▶ _EXERCISE DESCRIPTION_
Please print the full listing exactly.

▶ _Entries with figure data_
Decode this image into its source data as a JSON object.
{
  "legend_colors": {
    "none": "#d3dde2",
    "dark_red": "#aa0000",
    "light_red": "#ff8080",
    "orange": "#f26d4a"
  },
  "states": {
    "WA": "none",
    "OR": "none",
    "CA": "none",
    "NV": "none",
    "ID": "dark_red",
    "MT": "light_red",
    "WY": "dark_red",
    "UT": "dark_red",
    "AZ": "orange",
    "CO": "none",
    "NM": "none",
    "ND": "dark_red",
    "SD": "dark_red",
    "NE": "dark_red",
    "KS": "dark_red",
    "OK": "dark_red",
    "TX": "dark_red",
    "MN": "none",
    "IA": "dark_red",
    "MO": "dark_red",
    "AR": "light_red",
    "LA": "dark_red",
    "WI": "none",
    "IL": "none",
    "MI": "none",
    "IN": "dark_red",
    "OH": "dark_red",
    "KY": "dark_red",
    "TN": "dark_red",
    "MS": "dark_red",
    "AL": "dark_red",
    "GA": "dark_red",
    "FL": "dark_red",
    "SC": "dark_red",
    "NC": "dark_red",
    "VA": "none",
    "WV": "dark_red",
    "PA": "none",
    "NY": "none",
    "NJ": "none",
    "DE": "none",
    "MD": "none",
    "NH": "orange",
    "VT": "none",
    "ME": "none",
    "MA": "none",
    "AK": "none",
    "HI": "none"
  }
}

▶ _THE OUTPUT_
Decode this image into its source data as a JSON object.
{
  "legend_colors": {
    "none": "#d3dde2",
    "dark_red": "#aa0000",
    "light_red": "#ff8080",
    "orange": "#f26d4a"
  },
  "states": {
    "WA": "none",
    "OR": "none",
    "CA": "none",
    "NV": "none",
    "ID": "dark_red",
    "MT": "light_red",
    "WY": "dark_red",
    "UT": "dark_red",
    "AZ": "orange",
    "CO": "none",
    "NM": "none",
    "ND": "dark_red",
    "SD": "dark_red",
    "NE": "dark_red",
    "KS": "dark_red",
    "OK": "dark_red",
    "TX": "dark_red",
    "MN": "none",
    "IA": "dark_red",
    "MO": "dark_red",
    "AR": "light_red",
    "LA": "dark_red",
    "WI": "none",
    "IL": "none",
    "MI": "none",
    "IN": "dark_red",
    "OH": "dark_red",
    "KY": "dark_red",
    "TN": "dark_red",
    "MS": "dark_red",
    "AL": "dark_red",
    "GA": "dark_red",
    "FL": "dark_red",
    "SC": "dark_red",
    "NC": "dark_red",
    "VA": "none",
    "WV": "dark_red",
    "PA": "none",
    "NY": "none",
    "NJ": "none",
    "DE": "none",
    "MD": "none",
    "NH": "orange",
    "VT": "none",
    "ME": "none",
    "MA": "none",
    "AK": "none",
    "HI": "none"
  }
}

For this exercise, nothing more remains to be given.